------ Text excerpt ------
Oportun is hiring a
Senior Security Analyst

Summary

Join Oportun's team as a Sr Security Analyst and contribute to fostering a diverse, equitable, and inclusive culture. This role involves conducting technical analysis for events, including immediate containment, investigation, and management of remediation actions. As a 24/7 position on rotational shift, you will work closely with internal teams to develop effective solutions.

Requirements

• Bachelor’s degree in computer science, information systems or related field from an accredited institution OR 5 years of relevant experience in SOC, Incident response or Cyber Forensics
• Experience in decoding logs from different security devices like Firewall, proxy, EDR etc
• Experience in handling cyber incidents on a day to day basis
• Experience in performing L1 analysis of tickets and determining if its a false positive or not
• Experience in correlating incidents
• Experience in understanding network architecture and connecting events logically
• Ability to communicate efficiently with internal team members at all levels and across functional and organizational boundaries
• Working knowledge of the TCP/IP suite/OSI layers of protocols
• Conceptual knowledge of network and systems architecture
• Familiarity with Intrusion Detection Systems configuration and operation
• Web application architecture
• Active Directory Solid understanding of how major application layer protocols function (e.g., HTTP, SMTP, DNS)
• Knowledge of categories of malware and how they function (e.g., rootkits, trojans, adware, exploits, fileless)
• Organizational skills and time management/prioritization
• Comfortable working against deadlines in a fast-paced environment
• At least 3 years of prior SOC experience (can include internships)
• Ability to build a strong, positive relationship with partnering engineering and security teams to develop effective solutions
• Ability to sufficiently document engineering efforts and results
• Passion for Security, Technology and Automation

Responsibilities

• Monitor and analyze traffic and events/alerts escalated by L2 and advise on remediation actions
• Review and assess impact and remediation actions for incidents
• Creation and continuous improvement of monitoring alerts
• Deep analysis of security incidents to identify the root cause
• Create new rules in SIEM to identify threats
• Monitor and analyze traffic and events/alerts and advise on remediation actions
• Review and assess impact and remediation actions for incidents
• Investigate intrusion attempts and perform analysis of exploits by correlating various sources and determining which system or data set is affected
• Follow standard operating procedures for detecting, classifying, and reporting incidents
• Analyze a variety of network and host-based security appliance logs (EDR, Firewalls, NIDS, HIDS, Sys Logs, etc.) to determine the correct remediation actions and escalation paths for each incident
• Independently follow procedures to identify, contain, analyze, document and eradicate malicious activity
• Escalate information regarding intrusion events, security incidents, and other threat indicators and warning information to the client

Preferred Qualifications

Preferred Certifications (Security+, etc.)
------ Dataset excerpts ------
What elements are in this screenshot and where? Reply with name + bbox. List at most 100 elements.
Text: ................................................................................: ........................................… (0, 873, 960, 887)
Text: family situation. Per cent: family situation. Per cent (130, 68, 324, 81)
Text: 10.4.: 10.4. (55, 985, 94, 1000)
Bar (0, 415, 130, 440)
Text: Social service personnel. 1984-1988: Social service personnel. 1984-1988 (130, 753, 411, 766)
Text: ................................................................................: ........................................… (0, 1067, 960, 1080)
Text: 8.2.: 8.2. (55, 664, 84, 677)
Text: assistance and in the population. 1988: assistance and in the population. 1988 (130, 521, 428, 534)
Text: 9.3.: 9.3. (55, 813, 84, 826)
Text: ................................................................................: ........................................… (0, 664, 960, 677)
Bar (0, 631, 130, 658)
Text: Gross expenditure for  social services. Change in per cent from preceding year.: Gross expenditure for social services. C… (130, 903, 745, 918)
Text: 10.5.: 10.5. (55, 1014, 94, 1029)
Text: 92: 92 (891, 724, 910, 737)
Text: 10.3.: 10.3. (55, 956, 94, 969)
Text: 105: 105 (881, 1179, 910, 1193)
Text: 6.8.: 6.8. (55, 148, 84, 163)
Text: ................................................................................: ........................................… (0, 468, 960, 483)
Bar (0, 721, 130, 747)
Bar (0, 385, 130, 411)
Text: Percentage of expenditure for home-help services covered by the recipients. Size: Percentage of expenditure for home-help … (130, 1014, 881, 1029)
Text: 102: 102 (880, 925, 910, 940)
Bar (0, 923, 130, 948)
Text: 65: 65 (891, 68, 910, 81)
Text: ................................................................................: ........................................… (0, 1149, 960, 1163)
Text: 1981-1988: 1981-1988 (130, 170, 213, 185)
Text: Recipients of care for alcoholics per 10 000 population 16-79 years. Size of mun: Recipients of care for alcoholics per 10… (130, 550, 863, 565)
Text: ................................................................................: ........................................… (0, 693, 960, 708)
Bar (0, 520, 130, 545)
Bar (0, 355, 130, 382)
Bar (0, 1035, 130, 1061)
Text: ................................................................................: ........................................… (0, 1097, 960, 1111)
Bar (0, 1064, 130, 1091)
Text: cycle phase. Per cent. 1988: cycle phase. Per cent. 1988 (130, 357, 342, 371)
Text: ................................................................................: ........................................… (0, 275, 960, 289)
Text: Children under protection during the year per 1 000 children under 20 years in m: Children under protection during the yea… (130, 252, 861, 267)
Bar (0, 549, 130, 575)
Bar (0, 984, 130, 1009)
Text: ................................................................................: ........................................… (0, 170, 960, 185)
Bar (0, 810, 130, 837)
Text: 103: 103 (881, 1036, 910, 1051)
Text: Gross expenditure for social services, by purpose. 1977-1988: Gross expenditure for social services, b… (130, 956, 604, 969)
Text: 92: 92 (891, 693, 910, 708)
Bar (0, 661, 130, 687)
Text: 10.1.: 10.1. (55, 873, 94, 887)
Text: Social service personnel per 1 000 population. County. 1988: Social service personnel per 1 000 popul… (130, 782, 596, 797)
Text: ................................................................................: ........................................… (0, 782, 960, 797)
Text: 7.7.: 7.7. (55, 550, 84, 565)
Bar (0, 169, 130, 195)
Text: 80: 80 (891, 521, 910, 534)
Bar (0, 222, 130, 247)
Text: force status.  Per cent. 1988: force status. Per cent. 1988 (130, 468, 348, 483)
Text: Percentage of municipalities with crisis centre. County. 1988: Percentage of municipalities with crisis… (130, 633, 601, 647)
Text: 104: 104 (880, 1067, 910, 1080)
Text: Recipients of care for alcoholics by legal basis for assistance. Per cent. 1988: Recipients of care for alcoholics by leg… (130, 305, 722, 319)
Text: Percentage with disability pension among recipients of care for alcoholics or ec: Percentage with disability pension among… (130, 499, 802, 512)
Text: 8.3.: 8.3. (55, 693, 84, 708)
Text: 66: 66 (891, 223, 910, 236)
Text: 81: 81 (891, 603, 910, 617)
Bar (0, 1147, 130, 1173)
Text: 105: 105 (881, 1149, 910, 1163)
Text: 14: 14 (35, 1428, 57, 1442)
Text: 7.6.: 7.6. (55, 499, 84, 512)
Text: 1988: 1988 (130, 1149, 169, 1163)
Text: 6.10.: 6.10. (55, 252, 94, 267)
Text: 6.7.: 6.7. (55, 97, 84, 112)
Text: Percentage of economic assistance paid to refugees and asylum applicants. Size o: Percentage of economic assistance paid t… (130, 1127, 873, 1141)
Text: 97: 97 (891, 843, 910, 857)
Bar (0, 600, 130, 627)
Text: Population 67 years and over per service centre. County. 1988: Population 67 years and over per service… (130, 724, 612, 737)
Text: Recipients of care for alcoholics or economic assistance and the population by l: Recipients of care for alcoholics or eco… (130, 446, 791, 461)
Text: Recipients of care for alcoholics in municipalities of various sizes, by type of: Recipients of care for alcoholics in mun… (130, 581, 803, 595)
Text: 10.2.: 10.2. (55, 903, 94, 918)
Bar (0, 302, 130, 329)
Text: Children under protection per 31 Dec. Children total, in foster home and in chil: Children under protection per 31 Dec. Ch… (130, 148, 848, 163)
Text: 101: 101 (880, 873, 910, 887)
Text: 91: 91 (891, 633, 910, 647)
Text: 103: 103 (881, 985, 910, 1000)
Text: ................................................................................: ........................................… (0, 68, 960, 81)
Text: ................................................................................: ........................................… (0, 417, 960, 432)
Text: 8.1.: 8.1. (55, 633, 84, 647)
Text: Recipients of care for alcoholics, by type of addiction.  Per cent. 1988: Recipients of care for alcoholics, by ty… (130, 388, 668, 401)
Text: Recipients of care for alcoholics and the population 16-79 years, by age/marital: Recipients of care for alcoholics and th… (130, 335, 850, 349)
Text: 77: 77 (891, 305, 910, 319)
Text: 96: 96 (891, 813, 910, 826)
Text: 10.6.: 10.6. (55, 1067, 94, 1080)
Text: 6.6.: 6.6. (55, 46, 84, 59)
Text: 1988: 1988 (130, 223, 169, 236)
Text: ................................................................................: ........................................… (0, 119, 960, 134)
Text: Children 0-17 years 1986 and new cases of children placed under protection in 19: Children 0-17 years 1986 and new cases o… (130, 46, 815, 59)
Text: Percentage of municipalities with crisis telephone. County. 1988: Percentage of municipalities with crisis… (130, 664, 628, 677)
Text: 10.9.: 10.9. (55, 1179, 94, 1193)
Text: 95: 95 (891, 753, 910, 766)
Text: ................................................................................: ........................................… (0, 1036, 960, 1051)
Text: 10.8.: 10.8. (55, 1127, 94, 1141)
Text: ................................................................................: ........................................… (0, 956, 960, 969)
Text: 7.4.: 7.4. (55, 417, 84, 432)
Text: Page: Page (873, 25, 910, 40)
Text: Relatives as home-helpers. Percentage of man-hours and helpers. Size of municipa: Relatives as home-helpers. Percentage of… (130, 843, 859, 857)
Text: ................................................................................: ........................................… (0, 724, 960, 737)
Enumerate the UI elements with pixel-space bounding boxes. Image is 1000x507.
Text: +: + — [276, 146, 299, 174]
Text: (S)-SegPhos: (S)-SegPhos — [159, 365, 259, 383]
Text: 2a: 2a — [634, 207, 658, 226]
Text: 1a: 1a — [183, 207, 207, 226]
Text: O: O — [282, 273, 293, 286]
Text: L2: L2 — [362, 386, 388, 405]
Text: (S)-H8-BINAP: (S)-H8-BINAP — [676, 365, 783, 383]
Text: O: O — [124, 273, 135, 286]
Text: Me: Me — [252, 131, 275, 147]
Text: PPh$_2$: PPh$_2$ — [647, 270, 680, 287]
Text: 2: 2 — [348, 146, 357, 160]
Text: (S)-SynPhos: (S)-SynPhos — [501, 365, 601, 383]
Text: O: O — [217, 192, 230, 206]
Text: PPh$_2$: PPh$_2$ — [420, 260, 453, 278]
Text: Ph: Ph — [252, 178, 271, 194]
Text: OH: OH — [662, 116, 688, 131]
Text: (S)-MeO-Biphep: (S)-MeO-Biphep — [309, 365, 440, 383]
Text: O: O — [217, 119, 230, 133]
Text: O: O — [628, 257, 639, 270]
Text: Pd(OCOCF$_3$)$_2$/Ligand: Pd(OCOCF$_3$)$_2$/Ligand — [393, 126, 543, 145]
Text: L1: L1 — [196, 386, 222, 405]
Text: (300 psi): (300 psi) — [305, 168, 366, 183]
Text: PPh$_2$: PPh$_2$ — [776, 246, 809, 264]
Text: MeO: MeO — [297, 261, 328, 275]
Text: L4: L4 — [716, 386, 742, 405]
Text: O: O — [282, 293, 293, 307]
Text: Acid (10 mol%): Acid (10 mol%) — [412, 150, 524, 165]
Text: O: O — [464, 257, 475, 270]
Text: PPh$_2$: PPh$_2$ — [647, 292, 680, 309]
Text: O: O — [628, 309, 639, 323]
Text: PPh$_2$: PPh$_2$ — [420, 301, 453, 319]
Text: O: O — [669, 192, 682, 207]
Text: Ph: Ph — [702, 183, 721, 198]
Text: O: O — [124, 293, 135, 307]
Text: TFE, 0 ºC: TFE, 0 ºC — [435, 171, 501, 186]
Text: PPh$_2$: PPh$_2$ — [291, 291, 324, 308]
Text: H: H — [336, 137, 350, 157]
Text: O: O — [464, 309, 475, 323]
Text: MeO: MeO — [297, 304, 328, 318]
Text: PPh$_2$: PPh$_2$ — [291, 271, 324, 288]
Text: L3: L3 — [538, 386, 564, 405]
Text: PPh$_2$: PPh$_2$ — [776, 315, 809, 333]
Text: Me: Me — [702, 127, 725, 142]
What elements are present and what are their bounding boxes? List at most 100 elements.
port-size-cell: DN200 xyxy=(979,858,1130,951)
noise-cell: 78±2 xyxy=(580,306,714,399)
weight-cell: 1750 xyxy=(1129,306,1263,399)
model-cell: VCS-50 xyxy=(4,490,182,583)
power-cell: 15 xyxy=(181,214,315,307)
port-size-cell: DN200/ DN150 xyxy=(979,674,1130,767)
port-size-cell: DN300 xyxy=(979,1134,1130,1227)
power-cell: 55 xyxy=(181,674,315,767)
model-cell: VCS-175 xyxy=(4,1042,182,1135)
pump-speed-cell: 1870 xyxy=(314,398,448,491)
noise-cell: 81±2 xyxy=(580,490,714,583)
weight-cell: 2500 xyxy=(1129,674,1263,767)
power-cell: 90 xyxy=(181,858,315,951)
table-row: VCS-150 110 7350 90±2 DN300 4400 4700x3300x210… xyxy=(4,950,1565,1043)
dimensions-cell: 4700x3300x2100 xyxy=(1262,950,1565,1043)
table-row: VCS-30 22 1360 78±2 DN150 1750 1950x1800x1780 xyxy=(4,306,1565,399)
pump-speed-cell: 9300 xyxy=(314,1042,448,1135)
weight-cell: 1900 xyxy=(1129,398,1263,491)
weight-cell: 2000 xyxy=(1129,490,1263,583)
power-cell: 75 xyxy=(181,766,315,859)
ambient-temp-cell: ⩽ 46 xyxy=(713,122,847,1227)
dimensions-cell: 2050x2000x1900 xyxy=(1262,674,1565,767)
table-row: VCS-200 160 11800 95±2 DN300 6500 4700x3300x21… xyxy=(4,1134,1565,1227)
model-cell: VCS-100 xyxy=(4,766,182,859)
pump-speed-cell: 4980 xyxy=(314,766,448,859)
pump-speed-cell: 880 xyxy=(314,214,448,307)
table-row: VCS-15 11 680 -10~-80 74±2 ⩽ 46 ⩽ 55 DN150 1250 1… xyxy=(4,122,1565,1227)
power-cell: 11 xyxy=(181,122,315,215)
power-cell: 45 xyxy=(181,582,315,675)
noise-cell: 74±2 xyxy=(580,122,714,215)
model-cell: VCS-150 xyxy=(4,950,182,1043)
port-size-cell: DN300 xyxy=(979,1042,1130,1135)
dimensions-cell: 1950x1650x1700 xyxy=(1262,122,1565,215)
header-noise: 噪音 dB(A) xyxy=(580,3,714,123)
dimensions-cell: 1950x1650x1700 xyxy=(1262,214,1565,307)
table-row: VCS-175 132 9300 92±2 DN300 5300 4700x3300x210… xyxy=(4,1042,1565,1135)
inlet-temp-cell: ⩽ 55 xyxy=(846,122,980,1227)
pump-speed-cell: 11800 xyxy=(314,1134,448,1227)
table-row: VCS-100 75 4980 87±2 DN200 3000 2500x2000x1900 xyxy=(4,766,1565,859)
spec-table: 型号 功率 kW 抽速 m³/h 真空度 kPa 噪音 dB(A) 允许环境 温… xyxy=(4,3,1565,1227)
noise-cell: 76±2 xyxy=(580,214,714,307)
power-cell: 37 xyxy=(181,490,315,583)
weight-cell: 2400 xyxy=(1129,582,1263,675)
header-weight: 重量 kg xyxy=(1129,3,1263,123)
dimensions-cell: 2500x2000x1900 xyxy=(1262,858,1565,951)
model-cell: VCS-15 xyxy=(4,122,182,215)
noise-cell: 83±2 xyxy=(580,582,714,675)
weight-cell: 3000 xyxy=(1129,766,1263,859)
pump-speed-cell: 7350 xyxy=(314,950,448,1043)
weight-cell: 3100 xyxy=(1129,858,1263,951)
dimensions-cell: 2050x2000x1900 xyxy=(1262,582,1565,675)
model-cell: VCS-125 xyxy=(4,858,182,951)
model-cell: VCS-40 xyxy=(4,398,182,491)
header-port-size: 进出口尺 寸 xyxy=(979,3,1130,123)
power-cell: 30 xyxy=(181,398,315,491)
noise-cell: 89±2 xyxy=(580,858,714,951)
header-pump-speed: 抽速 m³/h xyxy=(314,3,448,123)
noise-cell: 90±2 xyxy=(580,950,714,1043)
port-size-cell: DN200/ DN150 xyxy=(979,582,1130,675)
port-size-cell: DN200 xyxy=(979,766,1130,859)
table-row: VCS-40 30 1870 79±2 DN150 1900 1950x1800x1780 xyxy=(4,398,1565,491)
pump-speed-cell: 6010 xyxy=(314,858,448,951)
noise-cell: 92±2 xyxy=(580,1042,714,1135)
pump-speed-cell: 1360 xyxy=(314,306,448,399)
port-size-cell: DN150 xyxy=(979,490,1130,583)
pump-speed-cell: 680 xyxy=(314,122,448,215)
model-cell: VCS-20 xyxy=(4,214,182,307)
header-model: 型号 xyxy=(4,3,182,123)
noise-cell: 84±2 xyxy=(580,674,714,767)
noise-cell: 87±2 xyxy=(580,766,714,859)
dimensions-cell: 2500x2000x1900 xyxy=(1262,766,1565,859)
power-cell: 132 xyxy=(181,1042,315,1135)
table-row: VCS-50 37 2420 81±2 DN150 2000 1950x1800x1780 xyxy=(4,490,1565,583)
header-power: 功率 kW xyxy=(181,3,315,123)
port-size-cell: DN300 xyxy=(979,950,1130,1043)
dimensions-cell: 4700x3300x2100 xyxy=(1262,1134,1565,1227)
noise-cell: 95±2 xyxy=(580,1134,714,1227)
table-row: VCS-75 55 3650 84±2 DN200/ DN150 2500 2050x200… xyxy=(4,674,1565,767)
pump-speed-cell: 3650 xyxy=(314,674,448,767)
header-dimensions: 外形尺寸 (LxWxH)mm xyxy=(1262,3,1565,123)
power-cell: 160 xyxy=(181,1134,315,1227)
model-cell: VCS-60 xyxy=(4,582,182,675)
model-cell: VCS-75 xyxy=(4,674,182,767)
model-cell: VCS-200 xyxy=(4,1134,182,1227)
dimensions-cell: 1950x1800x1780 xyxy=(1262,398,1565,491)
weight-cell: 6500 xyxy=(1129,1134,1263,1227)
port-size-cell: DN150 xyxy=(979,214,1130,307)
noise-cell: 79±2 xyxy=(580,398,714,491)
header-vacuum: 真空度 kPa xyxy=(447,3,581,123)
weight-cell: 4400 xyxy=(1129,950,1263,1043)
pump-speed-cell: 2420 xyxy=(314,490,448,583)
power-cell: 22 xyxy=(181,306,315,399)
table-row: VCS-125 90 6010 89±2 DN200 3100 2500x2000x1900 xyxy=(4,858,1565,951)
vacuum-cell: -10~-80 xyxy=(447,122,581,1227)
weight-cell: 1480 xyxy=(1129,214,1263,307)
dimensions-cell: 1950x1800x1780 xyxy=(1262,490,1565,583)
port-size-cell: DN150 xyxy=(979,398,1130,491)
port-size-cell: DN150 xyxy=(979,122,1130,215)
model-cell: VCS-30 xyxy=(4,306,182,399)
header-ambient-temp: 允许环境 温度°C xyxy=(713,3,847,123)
------
Exercise instructions —
1 > Answer these about the Senior Security Analyst posting:
(a) What kind of schedule does the role run on?
(b) How much prior SOC experience is required at minimum, and what may count toward it?
(c) Which certification is given as an example under the preferred qualifications?
2 > From the Senior Security Analyst posting, extract the part that opens with the words containing "Join Oportun's team" and closes with "develop effective solutions.".
The material comes from a different source than the posting on the Senior Security Analyst role.

Results by task —
1 >
(a) It is a 24/7 position on a rotational shift.
(b) At least 3 years, and internships can count.
(c) Security+.

2 >
Join Oportun's team as a Sr Security Analyst and contribute to fostering a diverse, equitable, and inclusive culture. This role involves conducting technical analysis for events, including immediate containment, investigation, and management of remediation actions. As a 24/7 position on rotational shift, you will work closely with internal teams to develop effective solutions.